>> START Records supplied
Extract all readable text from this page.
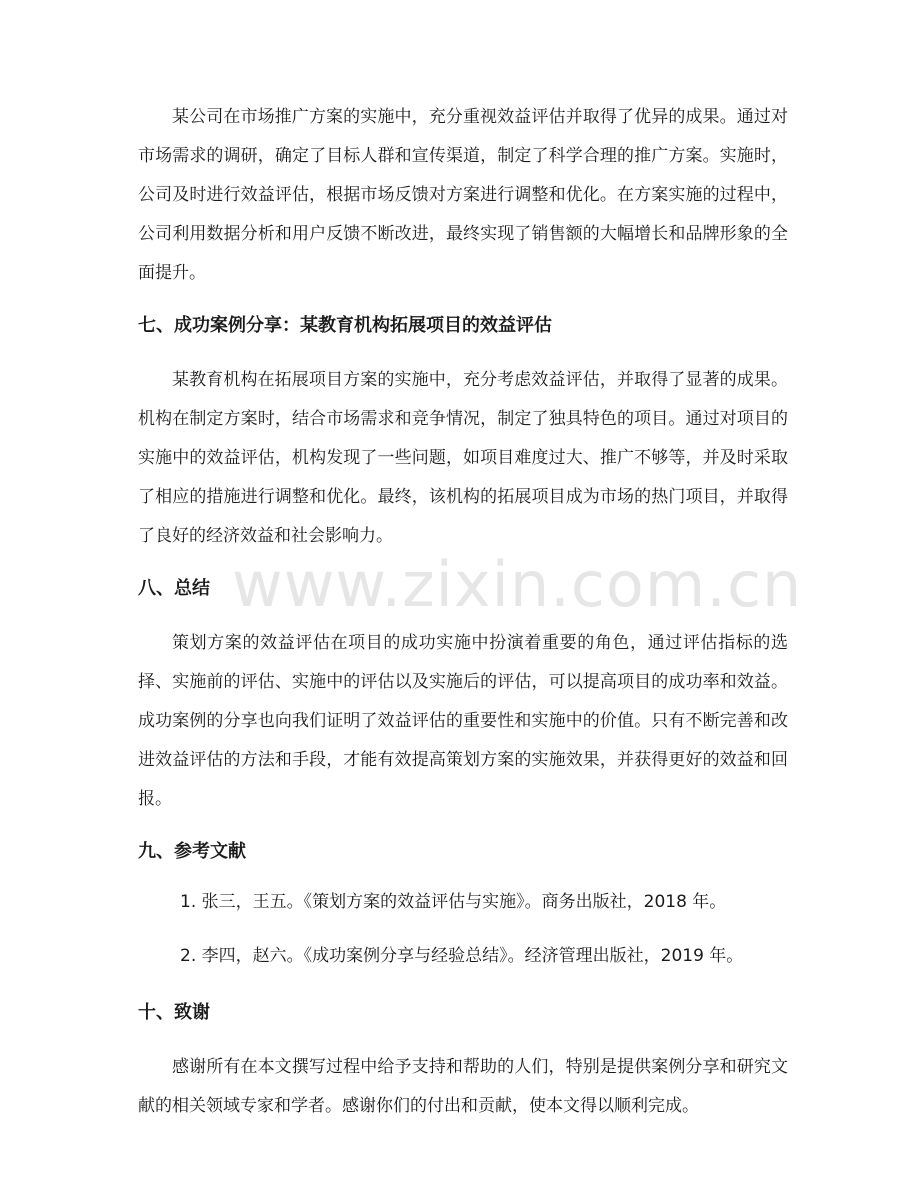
www.zixin.com.cn

某公司在市场推广方案的实施中，充分重视效益评估并取得了优异的成果。通过对市场需求的调研，确定了目标人群和宣传渠道，制定了科学合理的推广方案。实施时，公司及时进行效益评估，根据市场反馈对方案进行调整和优化。在方案实施的过程中，公司利用数据分析和用户反馈不断改进，最终实现了销售额的大幅增长和品牌形象的全面提升。

七、成功案例分享：某教育机构拓展项目的效益评估

某教育机构在拓展项目方案的实施中，充分考虑效益评估，并取得了显著的成果。机构在制定方案时，结合市场需求和竞争情况，制定了独具特色的项目。通过对项目的实施中的效益评估，机构发现了一些问题，如项目难度过大、推广不够等，并及时采取了相应的措施进行调整和优化。最终，该机构的拓展项目成为市场的热门项目，并取得了良好的经济效益和社会影响力。

八、总结

策划方案的效益评估在项目的成功实施中扮演着重要的角色，通过评估指标的选择、实施前的评估、实施中的评估以及实施后的评估，可以提高项目的成功率和效益。成功案例的分享也向我们证明了效益评估的重要性和实施中的价值。只有不断完善和改进效益评估的方法和手段，才能有效提高策划方案的实施效果，并获得更好的效益和回报。

九、参考文献

1. 张三，王五。《策划方案的效益评估与实施》。商务出版社，2018 年。

2. 李四，赵六。《成功案例分享与经验总结》。经济管理出版社，2019 年。

十、致谢

感谢所有在本文撰写过程中给予支持和帮助的人们，特别是提供案例分享和研究文献的相关领域专家和学者。感谢你们的付出和贡献，使本文得以顺利完成。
>> END Records supplied
## Exercise prompt
Output every entry verbatim. Pictures do not belong in the copy.

## Answer in full
Extract all readable text from this page.
www.zixin.com.cn

某公司在市场推广方案的实施中，充分重视效益评估并取得了优异的成果。通过对市场需求的调研，确定了目标人群和宣传渠道，制定了科学合理的推广方案。实施时，公司及时进行效益评估，根据市场反馈对方案进行调整和优化。在方案实施的过程中，公司利用数据分析和用户反馈不断改进，最终实现了销售额的大幅增长和品牌形象的全面提升。

七、成功案例分享：某教育机构拓展项目的效益评估

某教育机构在拓展项目方案的实施中，充分考虑效益评估，并取得了显著的成果。机构在制定方案时，结合市场需求和竞争情况，制定了独具特色的项目。通过对项目的实施中的效益评估，机构发现了一些问题，如项目难度过大、推广不够等，并及时采取了相应的措施进行调整和优化。最终，该机构的拓展项目成为市场的热门项目，并取得了良好的经济效益和社会影响力。

八、总结

策划方案的效益评估在项目的成功实施中扮演着重要的角色，通过评估指标的选择、实施前的评估、实施中的评估以及实施后的评估，可以提高项目的成功率和效益。成功案例的分享也向我们证明了效益评估的重要性和实施中的价值。只有不断完善和改进效益评估的方法和手段，才能有效提高策划方案的实施效果，并获得更好的效益和回报。

九、参考文献

1. 张三，王五。《策划方案的效益评估与实施》。商务出版社，2018 年。

2. 李四，赵六。《成功案例分享与经验总结》。经济管理出版社，2019 年。

十、致谢

感谢所有在本文撰写过程中给予支持和帮助的人们，特别是提供案例分享和研究文献的相关领域专家和学者。感谢你们的付出和贡献，使本文得以顺利完成。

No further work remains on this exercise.